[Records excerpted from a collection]
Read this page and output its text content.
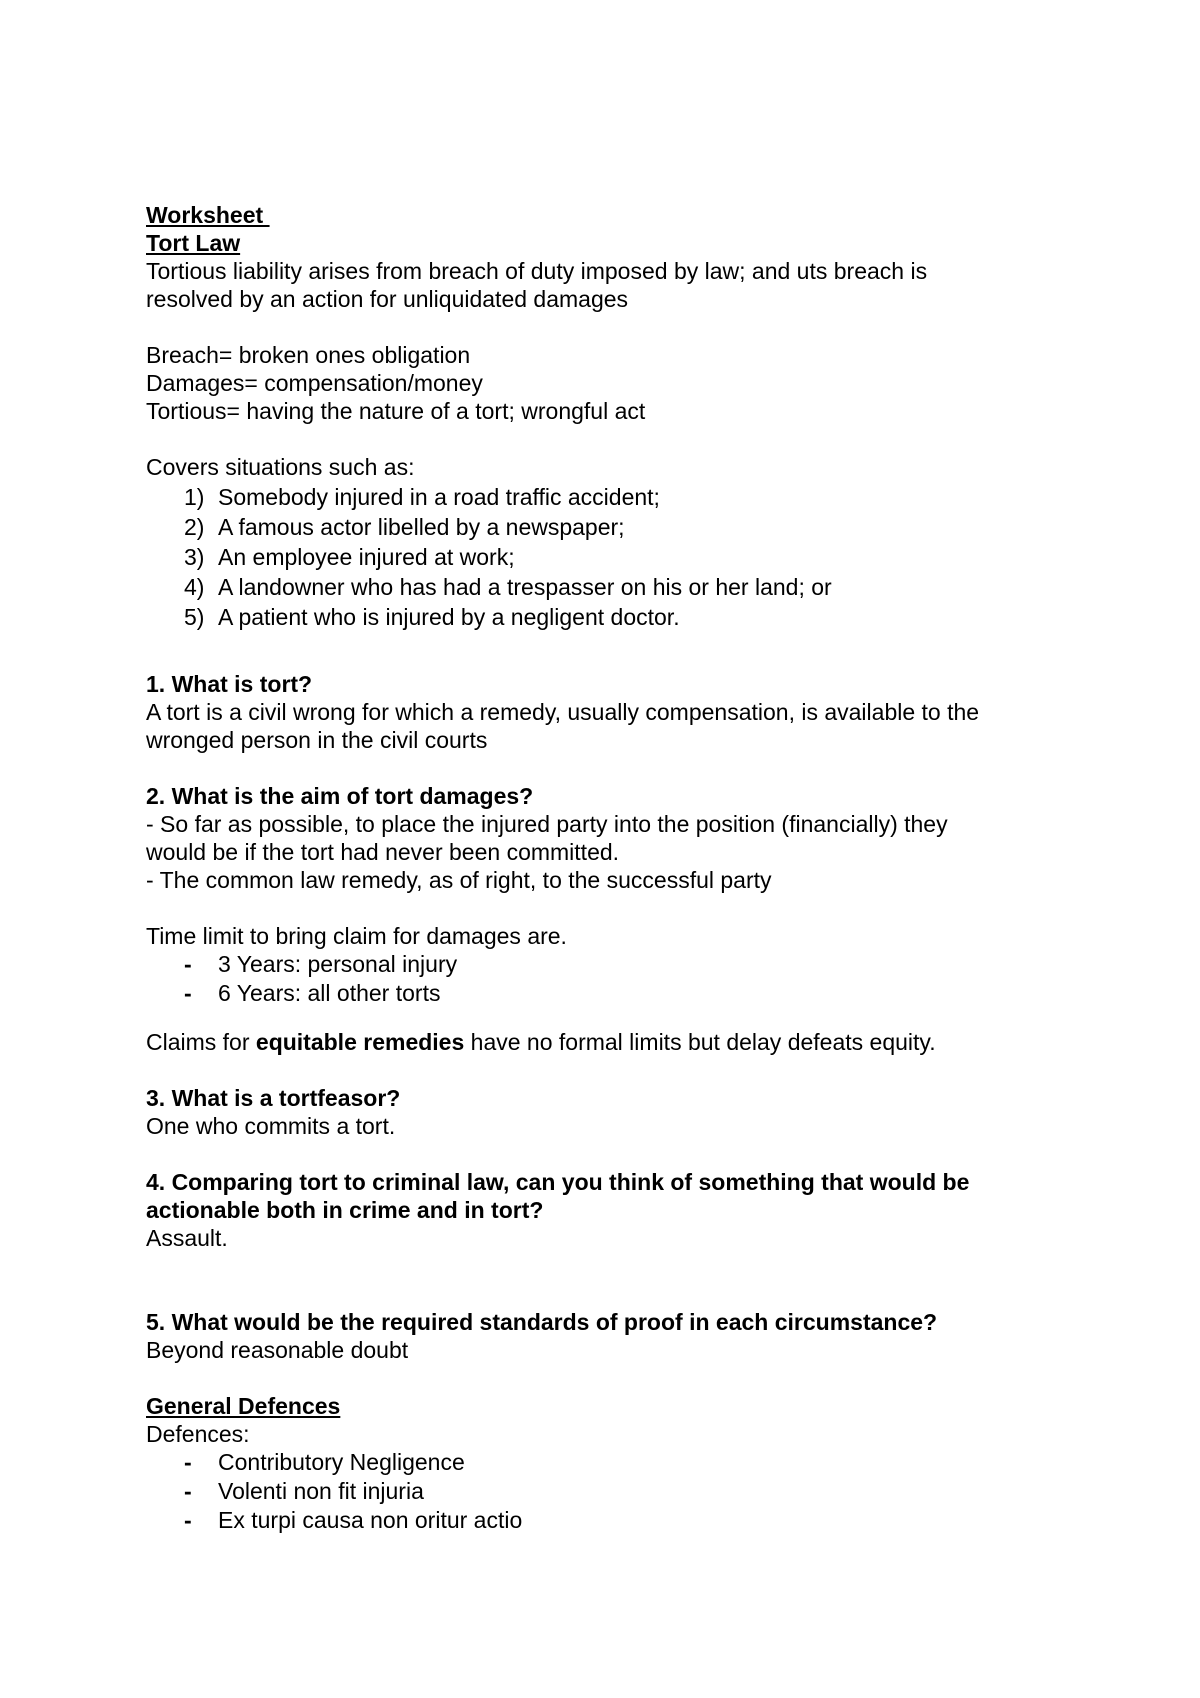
Worksheet

Tort Law

Tortious liability arises from breach of duty imposed by law; and uts breach is

resolved by an action for unliquidated damages

Breach= broken ones obligation

Damages= compensation/money

Tortious= having the nature of a tort; wrongful act

Covers situations such as:

1) Somebody injured in a road traffic accident;
2) A famous actor libelled by a newspaper;
3) An employee injured at work;
4) A landowner who has had a trespasser on his or her land; or
5) A patient who is injured by a negligent doctor.

1. What is tort?

A tort is a civil wrong for which a remedy, usually compensation, is available to the

wronged person in the civil courts

2. What is the aim of tort damages?

- So far as possible, to place the injured party into the position (financially) they

would be if the tort had never been committed.

- The common law remedy, as of right, to the successful party

Time limit to bring claim for damages are.

- 3 Years: personal injury
- 6 Years: all other torts

Claims for equitable remedies have no formal limits but delay defeats equity.

3. What is a tortfeasor?

One who commits a tort.

4. Comparing tort to criminal law, can you think of something that would be

actionable both in crime and in tort?

Assault.

5. What would be the required standards of proof in each circumstance?

Beyond reasonable doubt

General Defences

Defences:

- Contributory Negligence
- Volenti non fit injuria
- Ex turpi causa non oritur actio
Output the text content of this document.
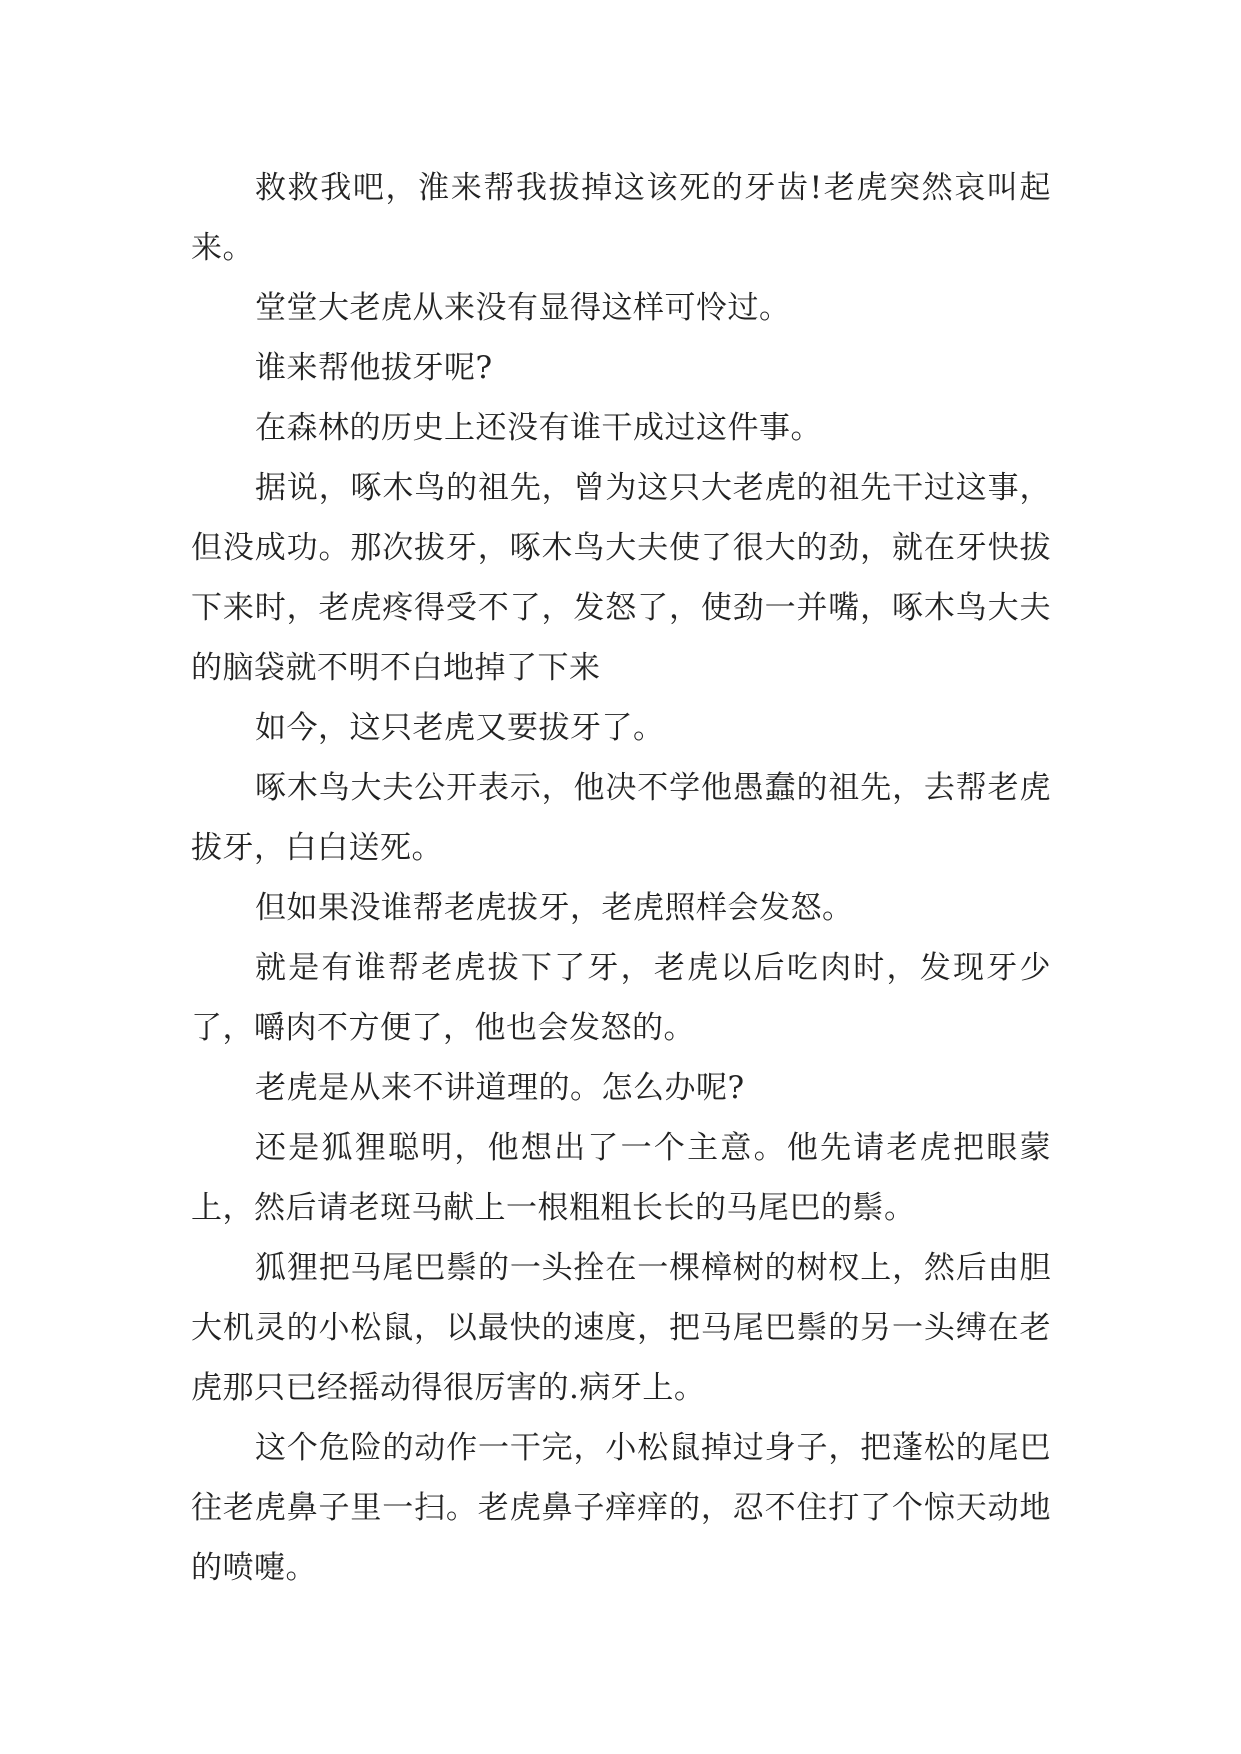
救救我吧，淮来帮我拔掉这该死的牙齿!老虎突然哀叫起来。

堂堂大老虎从来没有显得这样可怜过。

谁来帮他拔牙呢?

在森林的历史上还没有谁干成过这件事。

据说，啄木鸟的祖先，曾为这只大老虎的祖先干过这事，但没成功。那次拔牙，啄木鸟大夫使了很大的劲，就在牙快拔下来时，老虎疼得受不了，发怒了，使劲一并嘴，啄木鸟大夫的脑袋就不明不白地掉了下来

如今，这只老虎又要拔牙了。

啄木鸟大夫公开表示，他决不学他愚蠢的祖先，去帮老虎拔牙，白白送死。

但如果没谁帮老虎拔牙，老虎照样会发怒。

就是有谁帮老虎拔下了牙，老虎以后吃肉时，发现牙少了，嚼肉不方便了，他也会发怒的。

老虎是从来不讲道理的。怎么办呢?

还是狐狸聪明，他想出了一个主意。他先请老虎把眼蒙上，然后请老斑马献上一根粗粗长长的马尾巴的鬃。

狐狸把马尾巴鬃的一头拴在一棵樟树的树杈上，然后由胆大机灵的小松鼠，以最快的速度，把马尾巴鬃的另一头缚在老虎那只已经摇动得很厉害的.病牙上。

这个危险的动作一干完，小松鼠掉过身子，把蓬松的尾巴往老虎鼻子里一扫。老虎鼻子痒痒的，忍不住打了个惊天动地的喷嚏。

**Exercise instructions:** Show each line holding the word "injured".

**Answer below:**
1) Somebody injured in a road traffic accident;
3) An employee injured at work;
5) A patient who is injured by a negligent doctor.
- So far as possible, to place the injured party into the position (financially) they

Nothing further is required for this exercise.